Start of SUPPLIED MATERIAL
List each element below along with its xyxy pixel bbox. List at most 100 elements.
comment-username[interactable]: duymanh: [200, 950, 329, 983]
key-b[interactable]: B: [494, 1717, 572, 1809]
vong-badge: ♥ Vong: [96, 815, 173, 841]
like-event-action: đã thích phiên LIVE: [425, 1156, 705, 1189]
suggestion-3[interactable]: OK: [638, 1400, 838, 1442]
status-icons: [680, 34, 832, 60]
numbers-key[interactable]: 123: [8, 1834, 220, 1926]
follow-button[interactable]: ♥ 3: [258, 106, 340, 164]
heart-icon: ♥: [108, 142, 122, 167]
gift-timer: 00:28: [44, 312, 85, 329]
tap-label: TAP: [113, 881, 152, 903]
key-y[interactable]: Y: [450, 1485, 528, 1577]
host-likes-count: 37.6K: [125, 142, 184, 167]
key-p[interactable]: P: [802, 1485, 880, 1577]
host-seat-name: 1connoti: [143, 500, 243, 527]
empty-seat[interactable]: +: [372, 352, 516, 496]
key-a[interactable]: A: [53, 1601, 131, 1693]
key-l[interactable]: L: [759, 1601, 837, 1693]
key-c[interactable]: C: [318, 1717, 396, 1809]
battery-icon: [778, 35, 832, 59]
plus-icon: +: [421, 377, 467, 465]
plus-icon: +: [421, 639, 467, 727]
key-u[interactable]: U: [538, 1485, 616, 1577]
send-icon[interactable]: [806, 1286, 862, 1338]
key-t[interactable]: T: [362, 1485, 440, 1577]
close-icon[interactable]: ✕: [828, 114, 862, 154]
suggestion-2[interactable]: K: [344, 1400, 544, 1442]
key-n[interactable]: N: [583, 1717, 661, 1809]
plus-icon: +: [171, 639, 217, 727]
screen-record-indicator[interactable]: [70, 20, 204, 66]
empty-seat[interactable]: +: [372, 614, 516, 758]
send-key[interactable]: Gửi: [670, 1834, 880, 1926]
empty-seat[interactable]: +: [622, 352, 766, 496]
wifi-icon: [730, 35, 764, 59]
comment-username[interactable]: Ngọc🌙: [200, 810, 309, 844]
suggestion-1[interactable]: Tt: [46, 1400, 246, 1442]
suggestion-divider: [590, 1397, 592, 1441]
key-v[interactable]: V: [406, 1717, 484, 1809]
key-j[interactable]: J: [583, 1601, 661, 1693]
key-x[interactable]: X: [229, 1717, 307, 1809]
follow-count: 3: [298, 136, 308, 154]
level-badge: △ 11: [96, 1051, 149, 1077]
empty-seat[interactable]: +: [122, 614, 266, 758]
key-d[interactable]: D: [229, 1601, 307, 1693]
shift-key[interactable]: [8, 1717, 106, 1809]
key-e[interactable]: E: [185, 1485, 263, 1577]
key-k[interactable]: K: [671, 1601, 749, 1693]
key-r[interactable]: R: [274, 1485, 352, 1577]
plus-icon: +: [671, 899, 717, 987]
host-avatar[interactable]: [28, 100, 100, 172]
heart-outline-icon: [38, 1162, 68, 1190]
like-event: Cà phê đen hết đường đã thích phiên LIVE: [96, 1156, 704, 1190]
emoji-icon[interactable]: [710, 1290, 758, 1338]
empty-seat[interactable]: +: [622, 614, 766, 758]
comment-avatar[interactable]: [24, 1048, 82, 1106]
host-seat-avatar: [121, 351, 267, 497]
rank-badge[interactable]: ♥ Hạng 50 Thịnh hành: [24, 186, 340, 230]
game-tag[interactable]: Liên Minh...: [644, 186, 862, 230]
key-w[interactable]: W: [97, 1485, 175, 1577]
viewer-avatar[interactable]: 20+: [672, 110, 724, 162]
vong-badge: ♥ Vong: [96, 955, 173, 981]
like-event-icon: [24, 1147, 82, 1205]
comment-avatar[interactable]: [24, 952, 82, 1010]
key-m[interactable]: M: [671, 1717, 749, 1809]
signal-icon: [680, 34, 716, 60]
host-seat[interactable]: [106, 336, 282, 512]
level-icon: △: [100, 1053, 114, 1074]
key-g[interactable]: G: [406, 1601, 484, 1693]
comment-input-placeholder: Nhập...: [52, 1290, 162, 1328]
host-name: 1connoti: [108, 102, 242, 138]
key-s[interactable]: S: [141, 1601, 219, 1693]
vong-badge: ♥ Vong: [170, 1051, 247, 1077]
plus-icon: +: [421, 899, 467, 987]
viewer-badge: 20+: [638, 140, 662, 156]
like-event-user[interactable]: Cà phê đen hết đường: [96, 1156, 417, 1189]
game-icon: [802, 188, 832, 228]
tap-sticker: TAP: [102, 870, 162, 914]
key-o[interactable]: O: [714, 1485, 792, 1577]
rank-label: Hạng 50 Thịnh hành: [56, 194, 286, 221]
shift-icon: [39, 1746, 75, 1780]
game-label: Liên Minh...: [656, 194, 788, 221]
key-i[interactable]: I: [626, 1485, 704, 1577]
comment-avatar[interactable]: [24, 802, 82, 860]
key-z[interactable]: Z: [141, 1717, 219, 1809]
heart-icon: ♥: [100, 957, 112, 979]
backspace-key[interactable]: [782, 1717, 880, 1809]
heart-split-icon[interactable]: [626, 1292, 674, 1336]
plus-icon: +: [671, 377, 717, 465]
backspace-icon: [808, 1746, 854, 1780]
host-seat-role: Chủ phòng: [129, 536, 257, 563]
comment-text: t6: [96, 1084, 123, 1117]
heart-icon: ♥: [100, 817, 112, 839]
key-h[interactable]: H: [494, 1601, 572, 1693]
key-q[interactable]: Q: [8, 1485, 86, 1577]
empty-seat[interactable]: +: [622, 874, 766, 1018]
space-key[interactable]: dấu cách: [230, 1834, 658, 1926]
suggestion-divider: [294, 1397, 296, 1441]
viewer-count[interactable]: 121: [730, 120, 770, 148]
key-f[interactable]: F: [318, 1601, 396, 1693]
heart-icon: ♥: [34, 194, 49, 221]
End of SUPPLIED MATERIAL
[CHALLENGE]
Rewrite all of the items above, replacing "empty-seat" with "open-seat" wherever it occurs and leaving everything else unchanged.

[CORRECT RESULT]
List each element below along with its xyxy pixel bbox. List at most 100 elements.
comment-username[interactable]: duymanh: [200, 950, 329, 983]
key-b[interactable]: B: [494, 1717, 572, 1809]
vong-badge: ♥ Vong: [96, 815, 173, 841]
like-event-action: đã thích phiên LIVE: [425, 1156, 705, 1189]
suggestion-3[interactable]: OK: [638, 1400, 838, 1442]
status-icons: [680, 34, 832, 60]
numbers-key[interactable]: 123: [8, 1834, 220, 1926]
follow-button[interactable]: ♥ 3: [258, 106, 340, 164]
heart-icon: ♥: [108, 142, 122, 167]
gift-timer: 00:28: [44, 312, 85, 329]
tap-label: TAP: [113, 881, 152, 903]
key-y[interactable]: Y: [450, 1485, 528, 1577]
host-likes-count: 37.6K: [125, 142, 184, 167]
key-p[interactable]: P: [802, 1485, 880, 1577]
host-seat-name: 1connoti: [143, 500, 243, 527]
open-seat[interactable]: +: [372, 352, 516, 496]
key-a[interactable]: A: [53, 1601, 131, 1693]
key-l[interactable]: L: [759, 1601, 837, 1693]
key-c[interactable]: C: [318, 1717, 396, 1809]
battery-icon: [778, 35, 832, 59]
plus-icon: +: [421, 377, 467, 465]
plus-icon: +: [421, 639, 467, 727]
key-u[interactable]: U: [538, 1485, 616, 1577]
send-icon[interactable]: [806, 1286, 862, 1338]
key-t[interactable]: T: [362, 1485, 440, 1577]
close-icon[interactable]: ✕: [828, 114, 862, 154]
suggestion-2[interactable]: K: [344, 1400, 544, 1442]
key-n[interactable]: N: [583, 1717, 661, 1809]
plus-icon: +: [171, 639, 217, 727]
screen-record-indicator[interactable]: [70, 20, 204, 66]
open-seat[interactable]: +: [372, 614, 516, 758]
send-key[interactable]: Gửi: [670, 1834, 880, 1926]
open-seat[interactable]: +: [622, 352, 766, 496]
wifi-icon: [730, 35, 764, 59]
comment-username[interactable]: Ngọc🌙: [200, 810, 309, 844]
suggestion-1[interactable]: Tt: [46, 1400, 246, 1442]
suggestion-divider: [590, 1397, 592, 1441]
key-v[interactable]: V: [406, 1717, 484, 1809]
key-j[interactable]: J: [583, 1601, 661, 1693]
key-x[interactable]: X: [229, 1717, 307, 1809]
follow-count: 3: [298, 136, 308, 154]
level-badge: △ 11: [96, 1051, 149, 1077]
open-seat[interactable]: +: [122, 614, 266, 758]
key-d[interactable]: D: [229, 1601, 307, 1693]
shift-key[interactable]: [8, 1717, 106, 1809]
key-e[interactable]: E: [185, 1485, 263, 1577]
key-k[interactable]: K: [671, 1601, 749, 1693]
key-r[interactable]: R: [274, 1485, 352, 1577]
plus-icon: +: [671, 899, 717, 987]
host-avatar[interactable]: [28, 100, 100, 172]
heart-outline-icon: [38, 1162, 68, 1190]
like-event: Cà phê đen hết đường đã thích phiên LIVE: [96, 1156, 704, 1190]
emoji-icon[interactable]: [710, 1290, 758, 1338]
open-seat[interactable]: +: [622, 614, 766, 758]
comment-avatar[interactable]: [24, 1048, 82, 1106]
host-seat-avatar: [121, 351, 267, 497]
rank-badge[interactable]: ♥ Hạng 50 Thịnh hành: [24, 186, 340, 230]
game-tag[interactable]: Liên Minh...: [644, 186, 862, 230]
key-w[interactable]: W: [97, 1485, 175, 1577]
viewer-avatar[interactable]: 20+: [672, 110, 724, 162]
vong-badge: ♥ Vong: [96, 955, 173, 981]
like-event-icon: [24, 1147, 82, 1205]
comment-avatar[interactable]: [24, 952, 82, 1010]
key-m[interactable]: M: [671, 1717, 749, 1809]
signal-icon: [680, 34, 716, 60]
host-seat[interactable]: [106, 336, 282, 512]
level-icon: △: [100, 1053, 114, 1074]
key-g[interactable]: G: [406, 1601, 484, 1693]
comment-input-placeholder: Nhập...: [52, 1290, 162, 1328]
host-name: 1connoti: [108, 102, 242, 138]
key-s[interactable]: S: [141, 1601, 219, 1693]
vong-badge: ♥ Vong: [170, 1051, 247, 1077]
plus-icon: +: [421, 899, 467, 987]
viewer-badge: 20+: [638, 140, 662, 156]
like-event-user[interactable]: Cà phê đen hết đường: [96, 1156, 417, 1189]
game-icon: [802, 188, 832, 228]
tap-sticker: TAP: [102, 870, 162, 914]
key-o[interactable]: O: [714, 1485, 792, 1577]
rank-label: Hạng 50 Thịnh hành: [56, 194, 286, 221]
shift-icon: [39, 1746, 75, 1780]
game-label: Liên Minh...: [656, 194, 788, 221]
key-i[interactable]: I: [626, 1485, 704, 1577]
comment-avatar[interactable]: [24, 802, 82, 860]
key-z[interactable]: Z: [141, 1717, 219, 1809]
heart-icon: ♥: [100, 957, 112, 979]
backspace-key[interactable]: [782, 1717, 880, 1809]
heart-split-icon[interactable]: [626, 1292, 674, 1336]
plus-icon: +: [671, 377, 717, 465]
backspace-icon: [808, 1746, 854, 1780]
host-seat-role: Chủ phòng: [129, 536, 257, 563]
comment-text: t6: [96, 1084, 123, 1117]
heart-icon: ♥: [100, 817, 112, 839]
key-h[interactable]: H: [494, 1601, 572, 1693]
key-q[interactable]: Q: [8, 1485, 86, 1577]
open-seat[interactable]: +: [622, 874, 766, 1018]
space-key[interactable]: dấu cách: [230, 1834, 658, 1926]
suggestion-divider: [294, 1397, 296, 1441]
viewer-count[interactable]: 121: [730, 120, 770, 148]
key-f[interactable]: F: [318, 1601, 396, 1693]
heart-icon: ♥: [34, 194, 49, 221]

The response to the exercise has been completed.